(Task objective):
Rewrite everything from the line containing "Localize 29 of" down to the line containing "x-tick-label: -5 [66, 298, 80, 314]", changing "annotation" to "point-label" and keeping every other character as it is.

(Supplied entries):
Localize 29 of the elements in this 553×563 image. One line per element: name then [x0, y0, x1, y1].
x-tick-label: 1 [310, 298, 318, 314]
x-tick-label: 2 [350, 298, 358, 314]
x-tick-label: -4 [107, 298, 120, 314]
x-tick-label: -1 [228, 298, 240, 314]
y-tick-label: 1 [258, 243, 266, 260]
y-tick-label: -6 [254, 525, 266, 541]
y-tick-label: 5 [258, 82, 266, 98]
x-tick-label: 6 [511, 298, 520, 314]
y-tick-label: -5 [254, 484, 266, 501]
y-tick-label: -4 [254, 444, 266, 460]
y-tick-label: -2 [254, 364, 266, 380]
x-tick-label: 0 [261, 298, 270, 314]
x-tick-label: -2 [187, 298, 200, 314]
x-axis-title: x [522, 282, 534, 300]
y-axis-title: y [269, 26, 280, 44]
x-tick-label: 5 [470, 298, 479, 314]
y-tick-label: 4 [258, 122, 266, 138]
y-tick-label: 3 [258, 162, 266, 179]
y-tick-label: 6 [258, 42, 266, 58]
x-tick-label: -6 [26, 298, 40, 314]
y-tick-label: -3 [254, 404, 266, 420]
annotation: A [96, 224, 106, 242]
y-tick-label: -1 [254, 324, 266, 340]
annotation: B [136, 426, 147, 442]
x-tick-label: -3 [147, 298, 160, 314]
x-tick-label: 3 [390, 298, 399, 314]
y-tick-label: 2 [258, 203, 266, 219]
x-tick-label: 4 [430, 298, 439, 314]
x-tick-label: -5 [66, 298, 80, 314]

==

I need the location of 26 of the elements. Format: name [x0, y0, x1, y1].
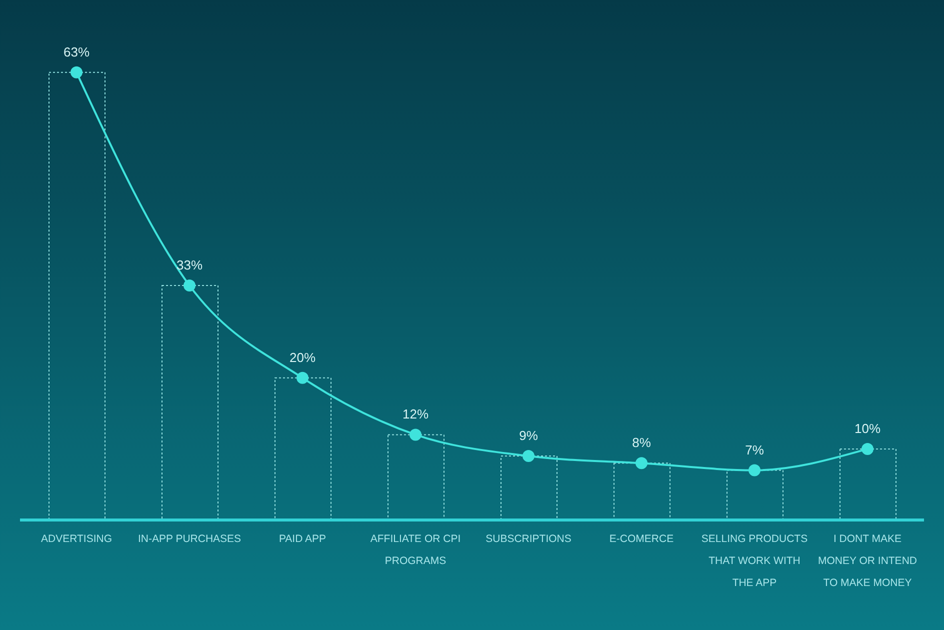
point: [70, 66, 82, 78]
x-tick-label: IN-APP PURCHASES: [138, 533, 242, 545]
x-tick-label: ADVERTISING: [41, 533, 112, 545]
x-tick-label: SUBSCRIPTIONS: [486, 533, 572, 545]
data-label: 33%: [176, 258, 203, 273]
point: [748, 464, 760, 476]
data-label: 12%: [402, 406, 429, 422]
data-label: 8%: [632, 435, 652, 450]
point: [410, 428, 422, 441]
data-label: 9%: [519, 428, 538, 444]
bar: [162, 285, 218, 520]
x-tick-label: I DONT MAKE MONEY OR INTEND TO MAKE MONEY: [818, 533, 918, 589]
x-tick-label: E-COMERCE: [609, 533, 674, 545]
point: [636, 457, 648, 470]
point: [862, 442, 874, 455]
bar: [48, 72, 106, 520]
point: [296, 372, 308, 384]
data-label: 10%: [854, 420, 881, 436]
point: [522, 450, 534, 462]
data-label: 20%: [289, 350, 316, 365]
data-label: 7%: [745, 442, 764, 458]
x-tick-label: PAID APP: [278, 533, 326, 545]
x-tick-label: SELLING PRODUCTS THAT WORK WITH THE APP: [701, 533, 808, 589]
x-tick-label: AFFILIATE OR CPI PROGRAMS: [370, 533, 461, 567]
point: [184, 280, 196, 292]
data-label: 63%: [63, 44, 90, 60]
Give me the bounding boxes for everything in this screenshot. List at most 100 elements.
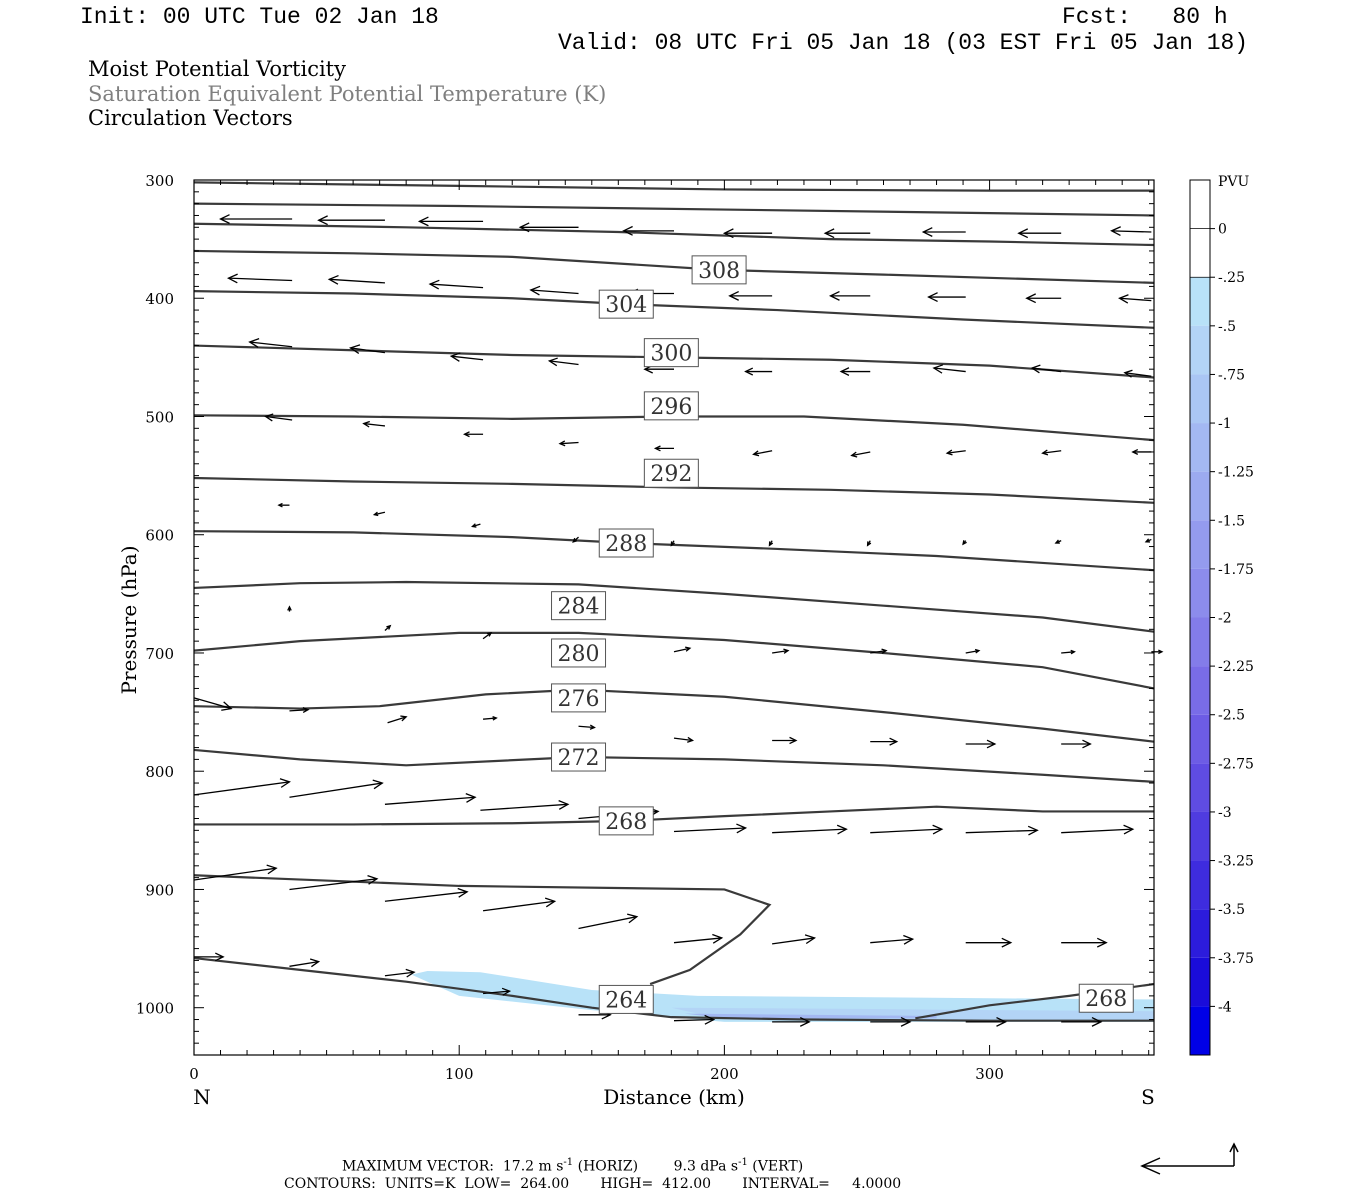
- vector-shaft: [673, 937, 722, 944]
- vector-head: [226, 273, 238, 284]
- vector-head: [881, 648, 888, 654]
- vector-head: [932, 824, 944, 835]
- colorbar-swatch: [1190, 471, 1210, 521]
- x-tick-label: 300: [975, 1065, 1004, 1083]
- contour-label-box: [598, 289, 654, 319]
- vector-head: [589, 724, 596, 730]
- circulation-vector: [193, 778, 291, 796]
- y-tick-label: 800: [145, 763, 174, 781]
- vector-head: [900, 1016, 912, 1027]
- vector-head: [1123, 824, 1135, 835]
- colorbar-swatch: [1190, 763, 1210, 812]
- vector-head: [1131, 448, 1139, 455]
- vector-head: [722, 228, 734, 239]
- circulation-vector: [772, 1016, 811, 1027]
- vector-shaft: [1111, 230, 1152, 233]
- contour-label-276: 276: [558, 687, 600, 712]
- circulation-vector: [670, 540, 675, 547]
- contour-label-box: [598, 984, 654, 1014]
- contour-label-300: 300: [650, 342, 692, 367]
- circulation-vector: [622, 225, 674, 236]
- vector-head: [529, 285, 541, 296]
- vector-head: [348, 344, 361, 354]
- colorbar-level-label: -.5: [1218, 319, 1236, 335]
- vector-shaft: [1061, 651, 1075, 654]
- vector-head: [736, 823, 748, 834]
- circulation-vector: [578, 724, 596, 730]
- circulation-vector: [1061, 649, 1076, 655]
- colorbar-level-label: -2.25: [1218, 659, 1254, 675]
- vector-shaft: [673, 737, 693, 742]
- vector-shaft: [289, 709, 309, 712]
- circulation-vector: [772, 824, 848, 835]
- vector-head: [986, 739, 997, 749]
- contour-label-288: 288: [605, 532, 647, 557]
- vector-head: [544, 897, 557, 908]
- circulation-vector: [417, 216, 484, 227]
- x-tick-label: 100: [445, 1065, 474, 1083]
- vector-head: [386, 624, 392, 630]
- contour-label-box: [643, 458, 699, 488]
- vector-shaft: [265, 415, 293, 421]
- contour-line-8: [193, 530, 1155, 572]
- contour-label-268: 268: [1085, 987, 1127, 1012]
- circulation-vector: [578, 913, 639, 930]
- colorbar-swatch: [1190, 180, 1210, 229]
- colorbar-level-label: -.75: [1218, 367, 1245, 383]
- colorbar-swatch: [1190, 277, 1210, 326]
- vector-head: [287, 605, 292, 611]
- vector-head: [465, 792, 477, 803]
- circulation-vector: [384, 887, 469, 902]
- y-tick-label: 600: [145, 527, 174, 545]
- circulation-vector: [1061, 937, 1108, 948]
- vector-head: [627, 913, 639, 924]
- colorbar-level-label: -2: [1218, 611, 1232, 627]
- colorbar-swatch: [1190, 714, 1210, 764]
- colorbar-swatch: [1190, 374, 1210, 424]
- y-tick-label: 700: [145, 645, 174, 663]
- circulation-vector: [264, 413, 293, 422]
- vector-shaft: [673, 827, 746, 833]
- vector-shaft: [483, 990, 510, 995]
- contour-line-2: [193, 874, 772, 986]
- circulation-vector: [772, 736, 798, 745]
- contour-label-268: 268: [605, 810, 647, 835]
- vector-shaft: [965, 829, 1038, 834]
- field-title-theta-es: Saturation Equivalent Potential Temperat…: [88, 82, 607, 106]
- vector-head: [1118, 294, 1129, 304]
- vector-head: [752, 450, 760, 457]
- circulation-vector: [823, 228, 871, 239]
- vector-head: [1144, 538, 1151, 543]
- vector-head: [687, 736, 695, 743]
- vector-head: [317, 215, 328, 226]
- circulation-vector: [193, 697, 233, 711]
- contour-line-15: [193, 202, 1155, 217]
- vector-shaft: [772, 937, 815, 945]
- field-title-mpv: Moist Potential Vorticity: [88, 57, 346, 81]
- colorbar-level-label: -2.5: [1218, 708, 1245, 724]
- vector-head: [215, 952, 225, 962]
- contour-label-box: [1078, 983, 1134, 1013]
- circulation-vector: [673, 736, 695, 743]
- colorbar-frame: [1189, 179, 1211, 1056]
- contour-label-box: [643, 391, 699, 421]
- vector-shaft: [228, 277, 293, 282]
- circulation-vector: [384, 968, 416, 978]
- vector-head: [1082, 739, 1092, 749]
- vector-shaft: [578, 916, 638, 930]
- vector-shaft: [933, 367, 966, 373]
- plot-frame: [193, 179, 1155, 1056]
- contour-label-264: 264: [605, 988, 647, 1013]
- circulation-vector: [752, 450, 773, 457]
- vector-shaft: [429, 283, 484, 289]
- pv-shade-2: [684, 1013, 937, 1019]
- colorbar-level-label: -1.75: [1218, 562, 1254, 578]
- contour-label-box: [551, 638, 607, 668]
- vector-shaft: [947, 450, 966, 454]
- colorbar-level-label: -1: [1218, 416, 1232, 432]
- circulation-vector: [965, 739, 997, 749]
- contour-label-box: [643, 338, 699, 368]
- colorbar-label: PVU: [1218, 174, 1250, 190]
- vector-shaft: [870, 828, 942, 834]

* * *

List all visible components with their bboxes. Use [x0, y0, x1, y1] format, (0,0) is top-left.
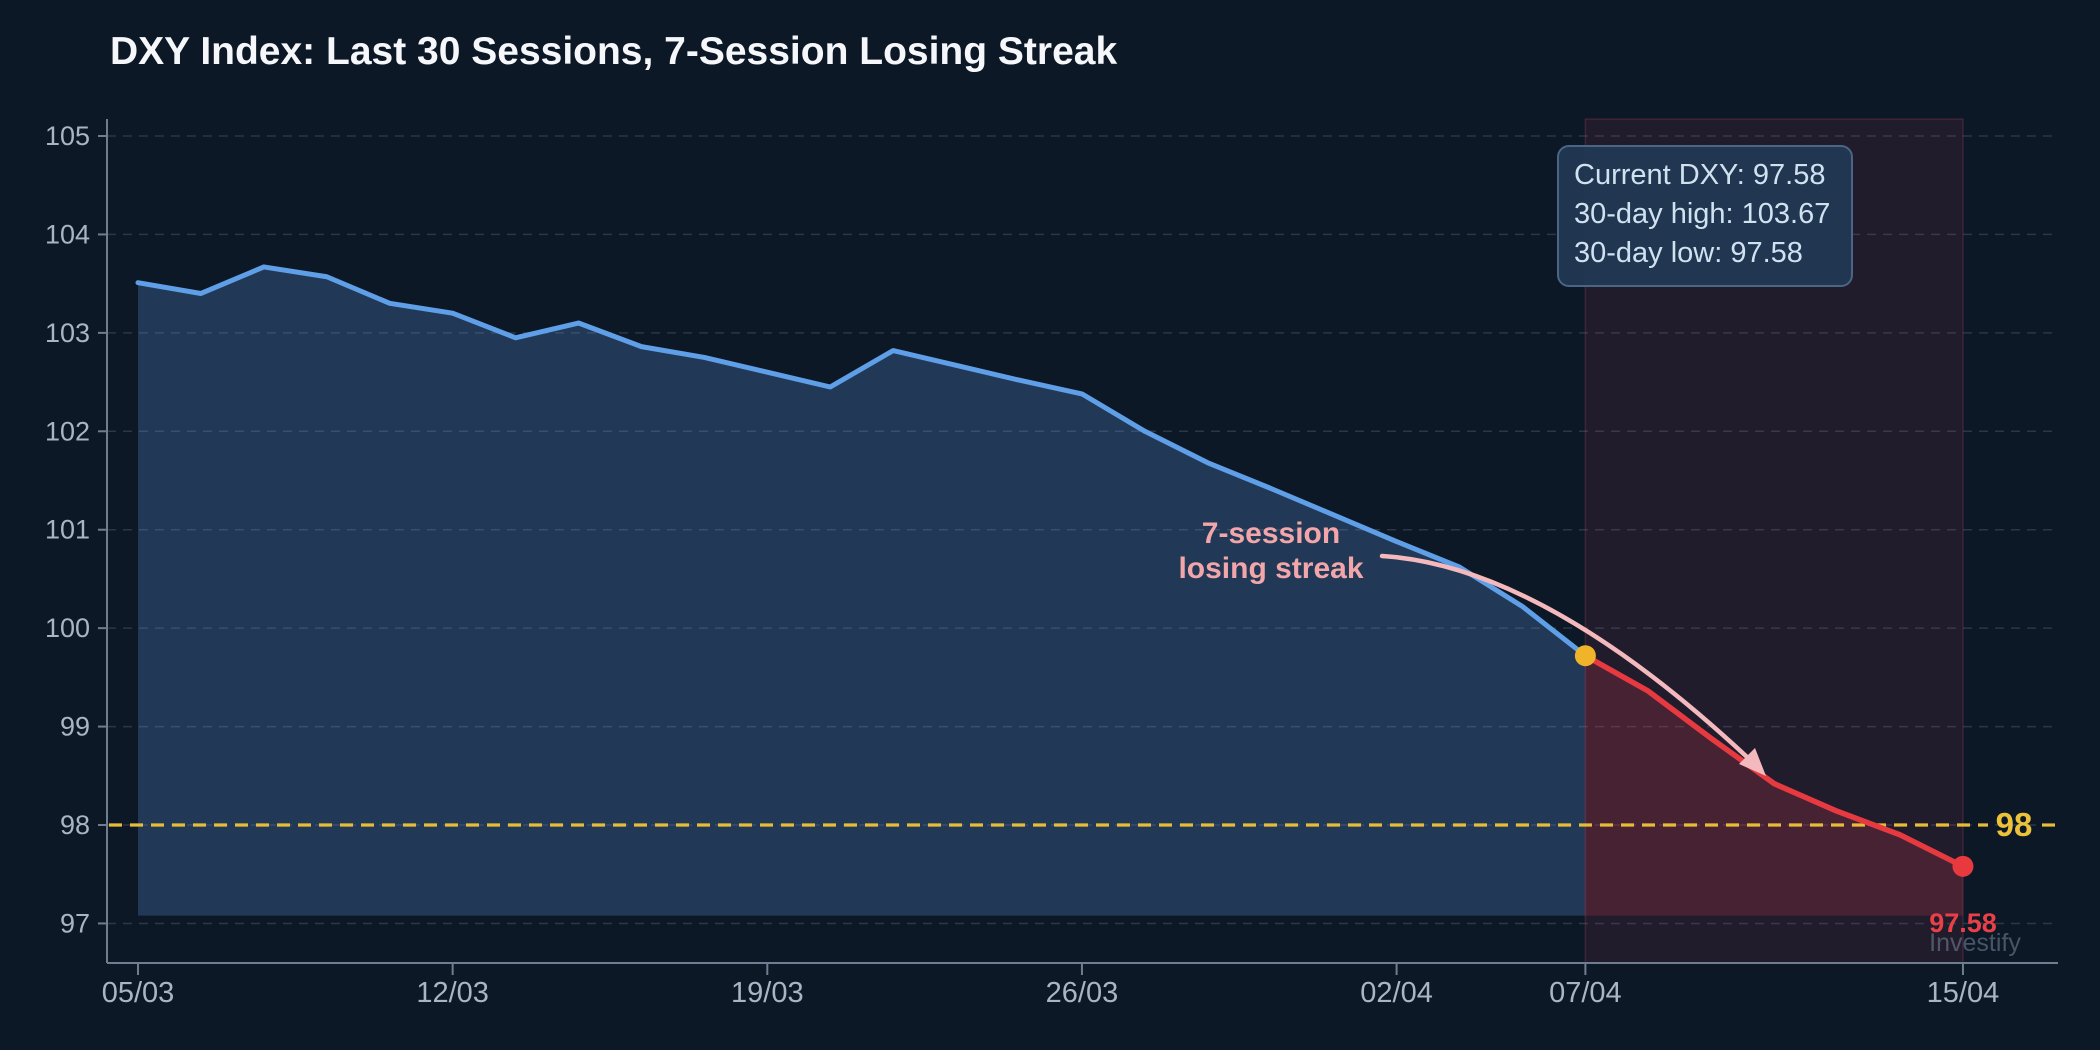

(Correct response):
Localize 29 of the elements in this 553×563 image. One line per element: name then [x0, y0, x1, y1].
x-tick-label: 1 [310, 298, 318, 314]
x-tick-label: 2 [350, 298, 358, 314]
x-tick-label: -4 [107, 298, 120, 314]
x-tick-label: -1 [228, 298, 240, 314]
y-tick-label: 1 [258, 243, 266, 260]
y-tick-label: -6 [254, 525, 266, 541]
y-tick-label: 5 [258, 82, 266, 98]
x-tick-label: 6 [511, 298, 520, 314]
y-tick-label: -5 [254, 484, 266, 501]
y-tick-label: -4 [254, 444, 266, 460]
y-tick-label: -2 [254, 364, 266, 380]
x-tick-label: 0 [261, 298, 270, 314]
x-tick-label: -2 [187, 298, 200, 314]
x-axis-title: x [522, 282, 534, 300]
y-axis-title: y [269, 26, 280, 44]
x-tick-label: 5 [470, 298, 479, 314]
y-tick-label: 4 [258, 122, 266, 138]
y-tick-label: 3 [258, 162, 266, 179]
y-tick-label: 6 [258, 42, 266, 58]
x-tick-label: -6 [26, 298, 40, 314]
y-tick-label: -3 [254, 404, 266, 420]
point-label: A [96, 224, 106, 242]
y-tick-label: -1 [254, 324, 266, 340]
point-label: B [136, 426, 147, 442]
x-tick-label: -3 [147, 298, 160, 314]
x-tick-label: 3 [390, 298, 399, 314]
y-tick-label: 2 [258, 203, 266, 219]
x-tick-label: 4 [430, 298, 439, 314]
x-tick-label: -5 [66, 298, 80, 314]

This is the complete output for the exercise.